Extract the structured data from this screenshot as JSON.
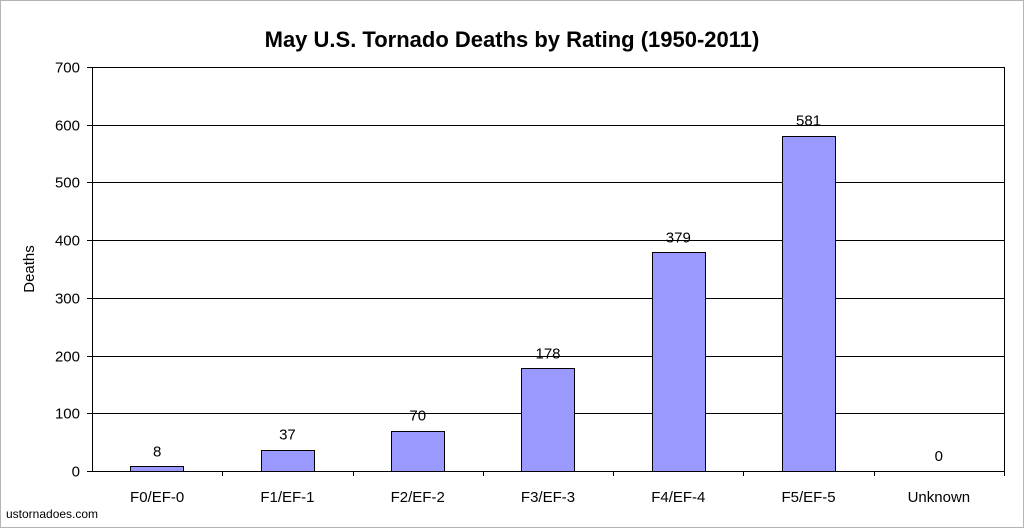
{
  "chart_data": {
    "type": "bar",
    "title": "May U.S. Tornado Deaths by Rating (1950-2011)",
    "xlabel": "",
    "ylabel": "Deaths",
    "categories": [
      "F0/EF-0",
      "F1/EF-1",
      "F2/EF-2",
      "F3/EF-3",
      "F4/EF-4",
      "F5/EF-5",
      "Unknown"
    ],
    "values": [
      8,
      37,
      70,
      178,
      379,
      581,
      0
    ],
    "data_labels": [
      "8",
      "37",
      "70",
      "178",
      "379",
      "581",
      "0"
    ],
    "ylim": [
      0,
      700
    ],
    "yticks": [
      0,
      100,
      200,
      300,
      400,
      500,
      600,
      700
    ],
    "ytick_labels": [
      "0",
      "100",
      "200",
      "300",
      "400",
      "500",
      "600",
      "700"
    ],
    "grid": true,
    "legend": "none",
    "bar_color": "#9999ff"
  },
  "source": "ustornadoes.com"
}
--------------------
## [PROBLEM STATEMENT]
Write out each entry exactly as given, omitting any picture.

## [OUTPUT OF THE TASK]
Extract the structured data from this screenshot as JSON.
{
  "chart_data": {
    "type": "bar",
    "title": "May U.S. Tornado Deaths by Rating (1950-2011)",
    "xlabel": "",
    "ylabel": "Deaths",
    "categories": [
      "F0/EF-0",
      "F1/EF-1",
      "F2/EF-2",
      "F3/EF-3",
      "F4/EF-4",
      "F5/EF-5",
      "Unknown"
    ],
    "values": [
      8,
      37,
      70,
      178,
      379,
      581,
      0
    ],
    "data_labels": [
      "8",
      "37",
      "70",
      "178",
      "379",
      "581",
      "0"
    ],
    "ylim": [
      0,
      700
    ],
    "yticks": [
      0,
      100,
      200,
      300,
      400,
      500,
      600,
      700
    ],
    "ytick_labels": [
      "0",
      "100",
      "200",
      "300",
      "400",
      "500",
      "600",
      "700"
    ],
    "grid": true,
    "legend": "none",
    "bar_color": "#9999ff"
  },
  "source": "ustornadoes.com"
}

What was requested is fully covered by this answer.